### TASK REQUIREMENTS
From the records below, copy every line that contains the word "Number".

>> begin DATASET CONTENT

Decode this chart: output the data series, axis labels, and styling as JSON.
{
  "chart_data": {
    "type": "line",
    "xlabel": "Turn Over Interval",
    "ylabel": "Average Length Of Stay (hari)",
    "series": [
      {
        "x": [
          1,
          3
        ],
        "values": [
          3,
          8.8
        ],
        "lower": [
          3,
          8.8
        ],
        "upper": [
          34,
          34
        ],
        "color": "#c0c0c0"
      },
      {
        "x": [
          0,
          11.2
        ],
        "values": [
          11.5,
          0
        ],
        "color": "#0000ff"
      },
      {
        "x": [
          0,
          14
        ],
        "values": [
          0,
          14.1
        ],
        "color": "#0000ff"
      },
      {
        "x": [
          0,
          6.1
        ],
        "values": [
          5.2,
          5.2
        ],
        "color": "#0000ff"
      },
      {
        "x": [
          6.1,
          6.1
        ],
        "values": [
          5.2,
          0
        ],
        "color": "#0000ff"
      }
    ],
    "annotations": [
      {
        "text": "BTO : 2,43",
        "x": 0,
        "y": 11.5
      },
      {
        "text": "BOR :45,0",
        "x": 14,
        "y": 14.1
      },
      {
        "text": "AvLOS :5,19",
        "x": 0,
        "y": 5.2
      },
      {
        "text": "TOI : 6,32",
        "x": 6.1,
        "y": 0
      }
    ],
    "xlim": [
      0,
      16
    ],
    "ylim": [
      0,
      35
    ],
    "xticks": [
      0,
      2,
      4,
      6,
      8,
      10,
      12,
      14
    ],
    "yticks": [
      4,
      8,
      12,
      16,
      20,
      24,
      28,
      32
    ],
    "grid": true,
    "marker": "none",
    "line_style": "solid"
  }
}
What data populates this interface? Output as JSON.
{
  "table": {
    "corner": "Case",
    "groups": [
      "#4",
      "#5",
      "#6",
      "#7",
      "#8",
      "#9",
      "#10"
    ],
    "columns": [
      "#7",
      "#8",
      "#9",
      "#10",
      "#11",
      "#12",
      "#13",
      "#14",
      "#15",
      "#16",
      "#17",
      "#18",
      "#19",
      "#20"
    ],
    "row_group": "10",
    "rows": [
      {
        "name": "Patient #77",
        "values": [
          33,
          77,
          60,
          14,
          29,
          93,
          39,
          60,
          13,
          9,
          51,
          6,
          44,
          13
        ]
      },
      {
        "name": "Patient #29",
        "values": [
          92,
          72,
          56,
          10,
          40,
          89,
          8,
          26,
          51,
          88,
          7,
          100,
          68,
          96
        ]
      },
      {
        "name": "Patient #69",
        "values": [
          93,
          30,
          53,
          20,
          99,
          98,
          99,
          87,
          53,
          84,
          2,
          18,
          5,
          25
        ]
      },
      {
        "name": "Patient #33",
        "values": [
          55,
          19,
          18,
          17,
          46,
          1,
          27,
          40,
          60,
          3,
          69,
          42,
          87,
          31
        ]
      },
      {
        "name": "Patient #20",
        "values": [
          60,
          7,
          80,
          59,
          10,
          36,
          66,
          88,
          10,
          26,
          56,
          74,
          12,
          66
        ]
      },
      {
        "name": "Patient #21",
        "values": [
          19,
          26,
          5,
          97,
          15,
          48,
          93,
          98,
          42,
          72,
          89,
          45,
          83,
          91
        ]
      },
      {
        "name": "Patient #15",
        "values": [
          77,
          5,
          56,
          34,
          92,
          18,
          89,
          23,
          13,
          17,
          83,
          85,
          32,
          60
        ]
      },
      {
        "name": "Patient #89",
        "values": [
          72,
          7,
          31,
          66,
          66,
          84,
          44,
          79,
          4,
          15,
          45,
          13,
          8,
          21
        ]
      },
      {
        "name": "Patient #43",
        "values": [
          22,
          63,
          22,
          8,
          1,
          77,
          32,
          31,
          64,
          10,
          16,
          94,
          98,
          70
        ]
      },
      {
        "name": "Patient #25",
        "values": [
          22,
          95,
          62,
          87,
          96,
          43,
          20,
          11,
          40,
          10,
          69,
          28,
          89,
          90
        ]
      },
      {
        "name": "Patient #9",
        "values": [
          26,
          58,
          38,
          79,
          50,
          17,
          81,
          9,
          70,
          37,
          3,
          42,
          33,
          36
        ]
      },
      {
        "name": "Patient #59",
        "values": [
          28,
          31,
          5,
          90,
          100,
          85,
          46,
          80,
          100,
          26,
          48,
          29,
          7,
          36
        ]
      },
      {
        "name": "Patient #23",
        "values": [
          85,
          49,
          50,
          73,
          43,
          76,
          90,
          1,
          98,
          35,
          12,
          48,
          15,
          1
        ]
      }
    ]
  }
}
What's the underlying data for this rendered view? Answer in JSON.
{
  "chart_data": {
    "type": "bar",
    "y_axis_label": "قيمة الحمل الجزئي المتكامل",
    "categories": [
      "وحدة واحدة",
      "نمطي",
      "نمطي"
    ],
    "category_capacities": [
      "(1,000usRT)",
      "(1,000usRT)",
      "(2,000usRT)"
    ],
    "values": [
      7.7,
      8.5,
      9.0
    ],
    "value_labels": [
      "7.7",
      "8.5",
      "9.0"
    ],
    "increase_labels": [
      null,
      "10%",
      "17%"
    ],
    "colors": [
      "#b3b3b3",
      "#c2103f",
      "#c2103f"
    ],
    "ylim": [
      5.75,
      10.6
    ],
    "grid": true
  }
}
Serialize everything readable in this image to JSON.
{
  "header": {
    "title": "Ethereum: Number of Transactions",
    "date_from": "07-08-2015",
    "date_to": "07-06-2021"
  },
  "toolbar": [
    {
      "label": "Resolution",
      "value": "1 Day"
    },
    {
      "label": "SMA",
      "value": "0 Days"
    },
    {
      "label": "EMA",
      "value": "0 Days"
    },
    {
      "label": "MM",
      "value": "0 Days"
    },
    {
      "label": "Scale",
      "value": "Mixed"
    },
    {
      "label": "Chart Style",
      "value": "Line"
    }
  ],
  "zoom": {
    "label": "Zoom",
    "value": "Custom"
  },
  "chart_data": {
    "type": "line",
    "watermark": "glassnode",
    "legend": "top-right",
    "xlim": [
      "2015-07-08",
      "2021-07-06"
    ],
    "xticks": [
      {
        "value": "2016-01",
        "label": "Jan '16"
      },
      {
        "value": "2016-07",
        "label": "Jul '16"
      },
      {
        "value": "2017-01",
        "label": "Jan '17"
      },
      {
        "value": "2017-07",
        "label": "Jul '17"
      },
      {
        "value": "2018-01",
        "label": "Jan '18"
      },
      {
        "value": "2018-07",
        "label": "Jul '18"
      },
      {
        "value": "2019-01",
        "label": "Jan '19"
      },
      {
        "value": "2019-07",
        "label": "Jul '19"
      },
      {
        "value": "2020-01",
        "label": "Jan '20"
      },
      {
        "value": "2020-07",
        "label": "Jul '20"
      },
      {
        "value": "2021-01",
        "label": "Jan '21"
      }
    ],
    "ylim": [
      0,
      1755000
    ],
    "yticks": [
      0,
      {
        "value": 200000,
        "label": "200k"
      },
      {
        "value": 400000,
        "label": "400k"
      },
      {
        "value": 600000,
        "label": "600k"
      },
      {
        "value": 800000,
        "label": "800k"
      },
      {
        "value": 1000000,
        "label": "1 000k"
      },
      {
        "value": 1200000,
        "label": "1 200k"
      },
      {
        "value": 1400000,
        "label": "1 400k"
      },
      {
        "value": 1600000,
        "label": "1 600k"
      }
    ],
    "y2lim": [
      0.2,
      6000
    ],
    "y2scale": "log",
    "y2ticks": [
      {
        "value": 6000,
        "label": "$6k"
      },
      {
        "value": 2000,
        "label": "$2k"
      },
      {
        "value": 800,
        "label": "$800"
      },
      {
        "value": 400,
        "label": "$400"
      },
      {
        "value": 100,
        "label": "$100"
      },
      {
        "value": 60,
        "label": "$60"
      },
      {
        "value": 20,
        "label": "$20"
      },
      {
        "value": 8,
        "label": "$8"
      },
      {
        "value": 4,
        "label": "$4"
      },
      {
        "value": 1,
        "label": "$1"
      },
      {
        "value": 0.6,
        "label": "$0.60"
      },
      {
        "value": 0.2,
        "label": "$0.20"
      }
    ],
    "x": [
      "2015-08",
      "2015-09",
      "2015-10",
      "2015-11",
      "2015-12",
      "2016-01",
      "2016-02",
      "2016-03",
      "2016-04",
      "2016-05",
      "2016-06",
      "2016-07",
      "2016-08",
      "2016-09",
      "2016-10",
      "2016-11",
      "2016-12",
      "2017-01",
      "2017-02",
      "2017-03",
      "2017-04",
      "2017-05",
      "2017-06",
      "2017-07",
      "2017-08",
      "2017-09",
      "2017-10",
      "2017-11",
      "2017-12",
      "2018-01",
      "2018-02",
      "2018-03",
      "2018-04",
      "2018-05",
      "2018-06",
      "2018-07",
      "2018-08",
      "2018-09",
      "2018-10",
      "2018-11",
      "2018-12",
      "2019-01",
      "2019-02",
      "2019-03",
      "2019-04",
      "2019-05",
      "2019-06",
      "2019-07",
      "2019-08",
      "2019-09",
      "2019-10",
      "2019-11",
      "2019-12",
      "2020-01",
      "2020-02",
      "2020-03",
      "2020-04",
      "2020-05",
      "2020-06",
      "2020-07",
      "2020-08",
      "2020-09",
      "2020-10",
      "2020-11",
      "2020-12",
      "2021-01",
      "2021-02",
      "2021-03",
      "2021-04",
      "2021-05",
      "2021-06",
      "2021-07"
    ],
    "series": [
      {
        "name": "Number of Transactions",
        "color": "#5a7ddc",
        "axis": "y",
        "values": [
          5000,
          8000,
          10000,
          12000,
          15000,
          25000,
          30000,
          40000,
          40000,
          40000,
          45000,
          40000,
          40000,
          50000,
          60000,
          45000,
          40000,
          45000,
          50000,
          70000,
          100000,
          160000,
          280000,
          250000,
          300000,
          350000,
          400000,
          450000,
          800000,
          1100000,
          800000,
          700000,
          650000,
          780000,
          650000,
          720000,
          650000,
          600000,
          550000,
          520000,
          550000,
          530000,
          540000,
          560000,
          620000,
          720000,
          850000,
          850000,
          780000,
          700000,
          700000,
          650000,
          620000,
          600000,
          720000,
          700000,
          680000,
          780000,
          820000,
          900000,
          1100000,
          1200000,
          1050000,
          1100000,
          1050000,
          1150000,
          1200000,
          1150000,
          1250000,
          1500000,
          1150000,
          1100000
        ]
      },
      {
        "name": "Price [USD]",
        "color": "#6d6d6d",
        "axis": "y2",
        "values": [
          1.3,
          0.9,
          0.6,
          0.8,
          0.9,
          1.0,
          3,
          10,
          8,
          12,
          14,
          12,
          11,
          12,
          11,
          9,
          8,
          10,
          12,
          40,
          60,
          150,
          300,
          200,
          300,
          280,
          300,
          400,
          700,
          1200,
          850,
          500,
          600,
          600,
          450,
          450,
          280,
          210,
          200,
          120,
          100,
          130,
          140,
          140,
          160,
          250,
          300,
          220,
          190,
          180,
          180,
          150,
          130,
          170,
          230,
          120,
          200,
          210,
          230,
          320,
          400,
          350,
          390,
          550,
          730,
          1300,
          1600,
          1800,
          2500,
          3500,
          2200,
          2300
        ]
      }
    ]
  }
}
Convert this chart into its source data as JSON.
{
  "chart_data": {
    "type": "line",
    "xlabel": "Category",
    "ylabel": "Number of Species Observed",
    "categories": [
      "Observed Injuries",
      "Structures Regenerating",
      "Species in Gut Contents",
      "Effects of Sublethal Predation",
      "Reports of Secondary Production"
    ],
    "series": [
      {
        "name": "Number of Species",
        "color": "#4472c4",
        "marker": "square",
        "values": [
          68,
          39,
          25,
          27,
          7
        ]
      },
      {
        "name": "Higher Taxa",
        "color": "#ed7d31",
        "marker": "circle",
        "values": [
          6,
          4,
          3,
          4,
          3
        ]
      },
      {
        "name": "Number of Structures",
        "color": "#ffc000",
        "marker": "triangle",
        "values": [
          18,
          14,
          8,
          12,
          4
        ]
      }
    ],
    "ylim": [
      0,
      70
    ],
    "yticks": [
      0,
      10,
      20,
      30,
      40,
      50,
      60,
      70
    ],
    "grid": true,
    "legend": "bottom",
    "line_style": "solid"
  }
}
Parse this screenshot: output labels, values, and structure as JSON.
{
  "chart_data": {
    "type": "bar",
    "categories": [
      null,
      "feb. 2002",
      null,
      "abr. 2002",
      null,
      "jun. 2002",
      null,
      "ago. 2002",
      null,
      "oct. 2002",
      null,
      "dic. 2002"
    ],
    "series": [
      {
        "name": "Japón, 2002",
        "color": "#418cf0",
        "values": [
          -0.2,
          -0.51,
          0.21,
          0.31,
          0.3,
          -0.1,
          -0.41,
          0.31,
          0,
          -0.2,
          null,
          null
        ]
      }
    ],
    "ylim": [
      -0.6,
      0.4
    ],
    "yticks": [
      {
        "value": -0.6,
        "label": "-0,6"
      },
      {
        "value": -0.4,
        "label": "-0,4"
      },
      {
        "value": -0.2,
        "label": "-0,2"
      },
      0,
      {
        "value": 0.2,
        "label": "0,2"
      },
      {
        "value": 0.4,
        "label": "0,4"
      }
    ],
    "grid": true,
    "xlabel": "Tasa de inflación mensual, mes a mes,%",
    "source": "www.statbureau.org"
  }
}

>> end DATASET CONTENT

### EXPECTED ANSWER
    "title": "Ethereum: Number of Transactions",
        "name": "Number of Transactions",
    "ylabel": "Number of Species Observed",
        "name": "Number of Species",
        "name": "Number of Structures",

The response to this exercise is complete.